→ **Stated exercise**
Answer with a single number: how many lines in the listing below include "subtitle"?

-- start Extracted data --

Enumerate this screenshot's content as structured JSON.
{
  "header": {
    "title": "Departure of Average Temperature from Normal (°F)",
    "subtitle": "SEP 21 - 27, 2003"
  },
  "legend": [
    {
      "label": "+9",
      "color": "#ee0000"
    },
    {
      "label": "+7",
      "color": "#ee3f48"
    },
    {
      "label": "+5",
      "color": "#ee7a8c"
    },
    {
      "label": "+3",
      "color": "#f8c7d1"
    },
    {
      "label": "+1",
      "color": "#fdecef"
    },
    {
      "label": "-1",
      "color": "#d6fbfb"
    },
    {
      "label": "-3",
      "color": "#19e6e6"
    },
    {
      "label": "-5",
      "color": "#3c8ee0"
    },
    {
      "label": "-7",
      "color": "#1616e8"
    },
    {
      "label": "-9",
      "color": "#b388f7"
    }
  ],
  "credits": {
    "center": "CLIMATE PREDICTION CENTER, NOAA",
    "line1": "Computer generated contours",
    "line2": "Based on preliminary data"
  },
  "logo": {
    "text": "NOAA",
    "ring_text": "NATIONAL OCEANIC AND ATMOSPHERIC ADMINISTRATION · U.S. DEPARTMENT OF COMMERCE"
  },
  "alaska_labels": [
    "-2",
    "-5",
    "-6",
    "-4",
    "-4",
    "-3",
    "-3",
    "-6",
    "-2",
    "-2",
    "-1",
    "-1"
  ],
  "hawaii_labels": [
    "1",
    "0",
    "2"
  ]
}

-- end Extracted data --
-- start Extracted data --

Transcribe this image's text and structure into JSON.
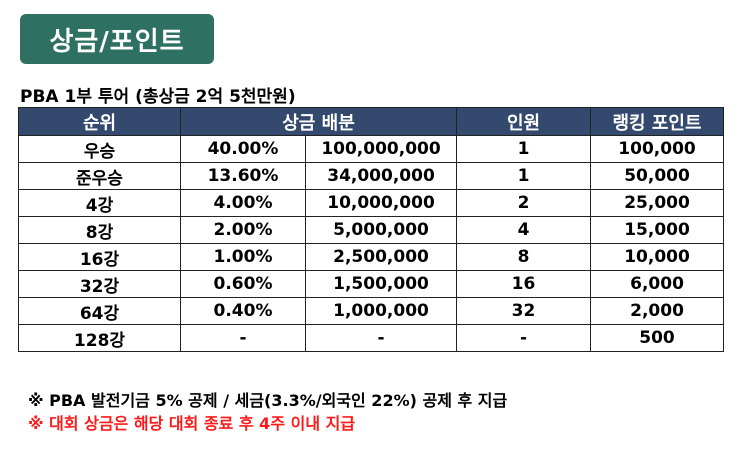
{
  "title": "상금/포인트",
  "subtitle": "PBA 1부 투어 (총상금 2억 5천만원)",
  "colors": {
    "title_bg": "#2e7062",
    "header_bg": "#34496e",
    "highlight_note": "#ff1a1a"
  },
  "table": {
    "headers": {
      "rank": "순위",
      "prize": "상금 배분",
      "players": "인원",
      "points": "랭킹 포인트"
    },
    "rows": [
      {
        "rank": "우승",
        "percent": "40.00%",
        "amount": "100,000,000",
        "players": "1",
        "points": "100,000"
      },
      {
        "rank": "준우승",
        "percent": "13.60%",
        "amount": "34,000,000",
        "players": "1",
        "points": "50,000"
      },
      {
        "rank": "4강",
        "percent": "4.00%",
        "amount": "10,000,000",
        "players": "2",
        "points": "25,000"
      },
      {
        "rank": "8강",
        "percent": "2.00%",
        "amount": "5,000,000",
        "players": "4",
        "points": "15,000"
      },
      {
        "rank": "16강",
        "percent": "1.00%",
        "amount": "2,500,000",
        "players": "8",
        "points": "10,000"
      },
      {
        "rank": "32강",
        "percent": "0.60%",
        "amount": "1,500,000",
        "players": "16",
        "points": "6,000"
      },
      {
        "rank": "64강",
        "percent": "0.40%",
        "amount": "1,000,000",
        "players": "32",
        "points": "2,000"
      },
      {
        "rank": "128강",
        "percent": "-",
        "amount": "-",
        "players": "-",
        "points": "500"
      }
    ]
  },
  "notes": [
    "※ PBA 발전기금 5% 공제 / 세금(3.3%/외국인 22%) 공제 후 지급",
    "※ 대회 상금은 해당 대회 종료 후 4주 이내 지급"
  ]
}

-- end Extracted data --

→ **Right answer**
2